:: Work to do ::
In this exercise, reproduce all the entries that follow exactly.

:: Data entries ::
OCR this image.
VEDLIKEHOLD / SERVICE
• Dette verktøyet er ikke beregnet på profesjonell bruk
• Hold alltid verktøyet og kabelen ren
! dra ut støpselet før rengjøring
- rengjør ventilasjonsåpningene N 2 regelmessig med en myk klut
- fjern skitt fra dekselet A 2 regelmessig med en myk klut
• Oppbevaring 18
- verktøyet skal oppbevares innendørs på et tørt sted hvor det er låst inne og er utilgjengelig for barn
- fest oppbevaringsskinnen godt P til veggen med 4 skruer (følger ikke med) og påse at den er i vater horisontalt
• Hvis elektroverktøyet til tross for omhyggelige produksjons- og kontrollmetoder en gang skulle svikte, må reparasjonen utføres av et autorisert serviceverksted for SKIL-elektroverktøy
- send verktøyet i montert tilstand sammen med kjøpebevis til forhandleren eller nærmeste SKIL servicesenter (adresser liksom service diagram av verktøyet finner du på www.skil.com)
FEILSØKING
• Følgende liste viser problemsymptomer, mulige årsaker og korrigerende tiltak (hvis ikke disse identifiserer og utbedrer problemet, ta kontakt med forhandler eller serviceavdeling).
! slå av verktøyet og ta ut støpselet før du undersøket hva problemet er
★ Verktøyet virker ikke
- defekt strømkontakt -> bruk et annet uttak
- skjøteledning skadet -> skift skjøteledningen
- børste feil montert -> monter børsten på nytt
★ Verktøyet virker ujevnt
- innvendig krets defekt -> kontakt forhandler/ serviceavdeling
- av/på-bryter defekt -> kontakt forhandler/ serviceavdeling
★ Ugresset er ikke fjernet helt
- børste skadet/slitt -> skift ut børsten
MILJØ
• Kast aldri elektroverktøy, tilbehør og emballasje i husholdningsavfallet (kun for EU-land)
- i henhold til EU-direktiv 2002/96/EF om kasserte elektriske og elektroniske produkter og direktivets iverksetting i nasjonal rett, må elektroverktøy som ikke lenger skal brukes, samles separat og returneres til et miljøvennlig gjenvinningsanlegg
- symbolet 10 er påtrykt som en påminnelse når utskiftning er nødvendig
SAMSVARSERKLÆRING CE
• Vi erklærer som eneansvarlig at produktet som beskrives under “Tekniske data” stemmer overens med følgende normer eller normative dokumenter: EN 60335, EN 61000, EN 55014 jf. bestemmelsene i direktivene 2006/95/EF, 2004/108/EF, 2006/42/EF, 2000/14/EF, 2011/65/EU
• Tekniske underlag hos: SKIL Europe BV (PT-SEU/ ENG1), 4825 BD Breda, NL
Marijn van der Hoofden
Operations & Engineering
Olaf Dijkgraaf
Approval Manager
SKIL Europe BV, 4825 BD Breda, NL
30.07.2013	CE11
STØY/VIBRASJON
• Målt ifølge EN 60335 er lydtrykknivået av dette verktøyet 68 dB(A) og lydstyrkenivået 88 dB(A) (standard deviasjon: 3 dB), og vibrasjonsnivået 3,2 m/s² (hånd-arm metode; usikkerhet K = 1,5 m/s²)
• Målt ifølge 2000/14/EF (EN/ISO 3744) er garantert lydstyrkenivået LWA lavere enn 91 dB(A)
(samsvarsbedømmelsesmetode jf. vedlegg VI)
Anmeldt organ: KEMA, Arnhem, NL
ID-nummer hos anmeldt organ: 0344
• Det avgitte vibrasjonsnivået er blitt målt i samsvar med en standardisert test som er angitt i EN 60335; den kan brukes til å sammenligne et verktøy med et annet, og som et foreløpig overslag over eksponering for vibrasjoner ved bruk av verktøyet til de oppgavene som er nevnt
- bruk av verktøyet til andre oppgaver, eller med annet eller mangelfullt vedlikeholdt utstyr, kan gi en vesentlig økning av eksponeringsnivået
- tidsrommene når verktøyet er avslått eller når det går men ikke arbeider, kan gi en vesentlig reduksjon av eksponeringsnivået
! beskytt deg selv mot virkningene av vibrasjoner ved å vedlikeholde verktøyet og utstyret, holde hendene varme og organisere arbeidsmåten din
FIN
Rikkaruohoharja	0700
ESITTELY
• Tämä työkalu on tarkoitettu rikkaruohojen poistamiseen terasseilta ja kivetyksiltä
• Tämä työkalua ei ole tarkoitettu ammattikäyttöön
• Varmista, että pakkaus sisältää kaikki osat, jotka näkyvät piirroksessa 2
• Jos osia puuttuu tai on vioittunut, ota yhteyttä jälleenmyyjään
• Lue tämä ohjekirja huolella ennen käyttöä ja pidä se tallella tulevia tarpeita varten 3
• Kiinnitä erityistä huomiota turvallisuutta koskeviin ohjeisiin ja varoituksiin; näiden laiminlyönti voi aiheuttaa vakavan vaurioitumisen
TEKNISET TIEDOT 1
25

:: Complete response ::
OCR this image.
VEDLIKEHOLD / SERVICE
• Dette verktøyet er ikke beregnet på profesjonell bruk
• Hold alltid verktøyet og kabelen ren
! dra ut støpselet før rengjøring
- rengjør ventilasjonsåpningene N 2 regelmessig med en myk klut
- fjern skitt fra dekselet A 2 regelmessig med en myk klut
• Oppbevaring 18
- verktøyet skal oppbevares innendørs på et tørt sted hvor det er låst inne og er utilgjengelig for barn
- fest oppbevaringsskinnen godt P til veggen med 4 skruer (følger ikke med) og påse at den er i vater horisontalt
• Hvis elektroverktøyet til tross for omhyggelige produksjons- og kontrollmetoder en gang skulle svikte, må reparasjonen utføres av et autorisert serviceverksted for SKIL-elektroverktøy
- send verktøyet i montert tilstand sammen med kjøpebevis til forhandleren eller nærmeste SKIL servicesenter (adresser liksom service diagram av verktøyet finner du på www.skil.com)
FEILSØKING
• Følgende liste viser problemsymptomer, mulige årsaker og korrigerende tiltak (hvis ikke disse identifiserer og utbedrer problemet, ta kontakt med forhandler eller serviceavdeling).
! slå av verktøyet og ta ut støpselet før du undersøket hva problemet er
★ Verktøyet virker ikke
- defekt strømkontakt -> bruk et annet uttak
- skjøteledning skadet -> skift skjøteledningen
- børste feil montert -> monter børsten på nytt
★ Verktøyet virker ujevnt
- innvendig krets defekt -> kontakt forhandler/ serviceavdeling
- av/på-bryter defekt -> kontakt forhandler/ serviceavdeling
★ Ugresset er ikke fjernet helt
- børste skadet/slitt -> skift ut børsten
MILJØ
• Kast aldri elektroverktøy, tilbehør og emballasje i husholdningsavfallet (kun for EU-land)
- i henhold til EU-direktiv 2002/96/EF om kasserte elektriske og elektroniske produkter og direktivets iverksetting i nasjonal rett, må elektroverktøy som ikke lenger skal brukes, samles separat og returneres til et miljøvennlig gjenvinningsanlegg
- symbolet 10 er påtrykt som en påminnelse når utskiftning er nødvendig
SAMSVARSERKLÆRING CE
• Vi erklærer som eneansvarlig at produktet som beskrives under “Tekniske data” stemmer overens med følgende normer eller normative dokumenter: EN 60335, EN 61000, EN 55014 jf. bestemmelsene i direktivene 2006/95/EF, 2004/108/EF, 2006/42/EF, 2000/14/EF, 2011/65/EU
• Tekniske underlag hos: SKIL Europe BV (PT-SEU/ ENG1), 4825 BD Breda, NL
Marijn van der Hoofden
Operations & Engineering
Olaf Dijkgraaf
Approval Manager
SKIL Europe BV, 4825 BD Breda, NL
30.07.2013	CE11
STØY/VIBRASJON
• Målt ifølge EN 60335 er lydtrykknivået av dette verktøyet 68 dB(A) og lydstyrkenivået 88 dB(A) (standard deviasjon: 3 dB), og vibrasjonsnivået 3,2 m/s² (hånd-arm metode; usikkerhet K = 1,5 m/s²)
• Målt ifølge 2000/14/EF (EN/ISO 3744) er garantert lydstyrkenivået LWA lavere enn 91 dB(A)
(samsvarsbedømmelsesmetode jf. vedlegg VI)
Anmeldt organ: KEMA, Arnhem, NL
ID-nummer hos anmeldt organ: 0344
• Det avgitte vibrasjonsnivået er blitt målt i samsvar med en standardisert test som er angitt i EN 60335; den kan brukes til å sammenligne et verktøy med et annet, og som et foreløpig overslag over eksponering for vibrasjoner ved bruk av verktøyet til de oppgavene som er nevnt
- bruk av verktøyet til andre oppgaver, eller med annet eller mangelfullt vedlikeholdt utstyr, kan gi en vesentlig økning av eksponeringsnivået
- tidsrommene når verktøyet er avslått eller når det går men ikke arbeider, kan gi en vesentlig reduksjon av eksponeringsnivået
! beskytt deg selv mot virkningene av vibrasjoner ved å vedlikeholde verktøyet og utstyret, holde hendene varme og organisere arbeidsmåten din
FIN
Rikkaruohoharja	0700
ESITTELY
• Tämä työkalu on tarkoitettu rikkaruohojen poistamiseen terasseilta ja kivetyksiltä
• Tämä työkalua ei ole tarkoitettu ammattikäyttöön
• Varmista, että pakkaus sisältää kaikki osat, jotka näkyvät piirroksessa 2
• Jos osia puuttuu tai on vioittunut, ota yhteyttä jälleenmyyjään
• Lue tämä ohjekirja huolella ennen käyttöä ja pidä se tallella tulevia tarpeita varten 3
• Kiinnitä erityistä huomiota turvallisuutta koskeviin ohjeisiin ja varoituksiin; näiden laiminlyönti voi aiheuttaa vakavan vaurioitumisen
TEKNISET TIEDOT 1
25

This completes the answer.